### Exercise data
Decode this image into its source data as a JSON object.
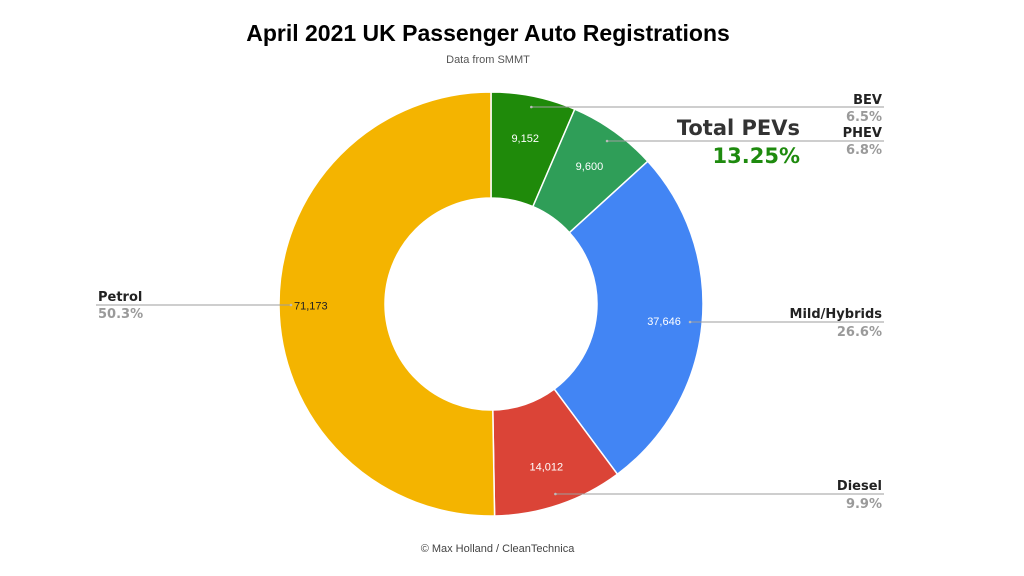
{
  "chart_data": {
    "type": "pie",
    "variant": "donut",
    "title": "April 2021 UK Passenger Auto Registrations",
    "subtitle": "Data from SMMT",
    "legend": "callouts",
    "slices": [
      {
        "name": "BEV",
        "value": 9152,
        "value_label": "9,152",
        "percent": "6.5%",
        "color": "#1f8a0a",
        "value_color": "#ffffff"
      },
      {
        "name": "PHEV",
        "value": 9600,
        "value_label": "9,600",
        "percent": "6.8%",
        "color": "#2f9e58",
        "value_color": "#ffffff"
      },
      {
        "name": "Mild/Hybrids",
        "value": 37646,
        "value_label": "37,646",
        "percent": "26.6%",
        "color": "#4285f4",
        "value_color": "#ffffff"
      },
      {
        "name": "Diesel",
        "value": 14012,
        "value_label": "14,012",
        "percent": "9.9%",
        "color": "#db4437",
        "value_color": "#ffffff"
      },
      {
        "name": "Petrol",
        "value": 71173,
        "value_label": "71,173",
        "percent": "50.3%",
        "color": "#f4b400",
        "value_color": "#222222"
      }
    ],
    "annotation": {
      "title": "Total PEVs",
      "value": "13.25%"
    }
  },
  "credit": "© Max Holland / CleanTechnica"
}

### Instruction
Go through the entries above and output them exactly, without pictures.

### Response below
Decode this image into its source data as a JSON object.
{
  "chart_data": {
    "type": "pie",
    "variant": "donut",
    "title": "April 2021 UK Passenger Auto Registrations",
    "subtitle": "Data from SMMT",
    "legend": "callouts",
    "slices": [
      {
        "name": "BEV",
        "value": 9152,
        "value_label": "9,152",
        "percent": "6.5%",
        "color": "#1f8a0a",
        "value_color": "#ffffff"
      },
      {
        "name": "PHEV",
        "value": 9600,
        "value_label": "9,600",
        "percent": "6.8%",
        "color": "#2f9e58",
        "value_color": "#ffffff"
      },
      {
        "name": "Mild/Hybrids",
        "value": 37646,
        "value_label": "37,646",
        "percent": "26.6%",
        "color": "#4285f4",
        "value_color": "#ffffff"
      },
      {
        "name": "Diesel",
        "value": 14012,
        "value_label": "14,012",
        "percent": "9.9%",
        "color": "#db4437",
        "value_color": "#ffffff"
      },
      {
        "name": "Petrol",
        "value": 71173,
        "value_label": "71,173",
        "percent": "50.3%",
        "color": "#f4b400",
        "value_color": "#222222"
      }
    ],
    "annotation": {
      "title": "Total PEVs",
      "value": "13.25%"
    }
  },
  "credit": "© Max Holland / CleanTechnica"
}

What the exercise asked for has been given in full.